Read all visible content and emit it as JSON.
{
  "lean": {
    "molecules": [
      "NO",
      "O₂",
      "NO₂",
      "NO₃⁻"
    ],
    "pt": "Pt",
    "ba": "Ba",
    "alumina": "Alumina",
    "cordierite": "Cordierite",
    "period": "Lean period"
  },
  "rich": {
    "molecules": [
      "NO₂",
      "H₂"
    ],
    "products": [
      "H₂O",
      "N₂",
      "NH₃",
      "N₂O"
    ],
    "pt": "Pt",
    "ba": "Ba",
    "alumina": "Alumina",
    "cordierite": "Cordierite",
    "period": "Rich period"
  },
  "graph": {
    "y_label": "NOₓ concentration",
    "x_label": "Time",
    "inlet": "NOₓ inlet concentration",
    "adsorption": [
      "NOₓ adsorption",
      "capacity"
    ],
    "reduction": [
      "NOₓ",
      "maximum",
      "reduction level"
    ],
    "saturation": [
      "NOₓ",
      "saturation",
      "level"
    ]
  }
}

....................

▶ **Brief**
Give all the records again. Match them exactly.

▶ **In response**
Read all visible content and emit it as JSON.
{
  "lean": {
    "molecules": [
      "NO",
      "O₂",
      "NO₂",
      "NO₃⁻"
    ],
    "pt": "Pt",
    "ba": "Ba",
    "alumina": "Alumina",
    "cordierite": "Cordierite",
    "period": "Lean period"
  },
  "rich": {
    "molecules": [
      "NO₂",
      "H₂"
    ],
    "products": [
      "H₂O",
      "N₂",
      "NH₃",
      "N₂O"
    ],
    "pt": "Pt",
    "ba": "Ba",
    "alumina": "Alumina",
    "cordierite": "Cordierite",
    "period": "Rich period"
  },
  "graph": {
    "y_label": "NOₓ concentration",
    "x_label": "Time",
    "inlet": "NOₓ inlet concentration",
    "adsorption": [
      "NOₓ adsorption",
      "capacity"
    ],
    "reduction": [
      "NOₓ",
      "maximum",
      "reduction level"
    ],
    "saturation": [
      "NOₓ",
      "saturation",
      "level"
    ]
  }
}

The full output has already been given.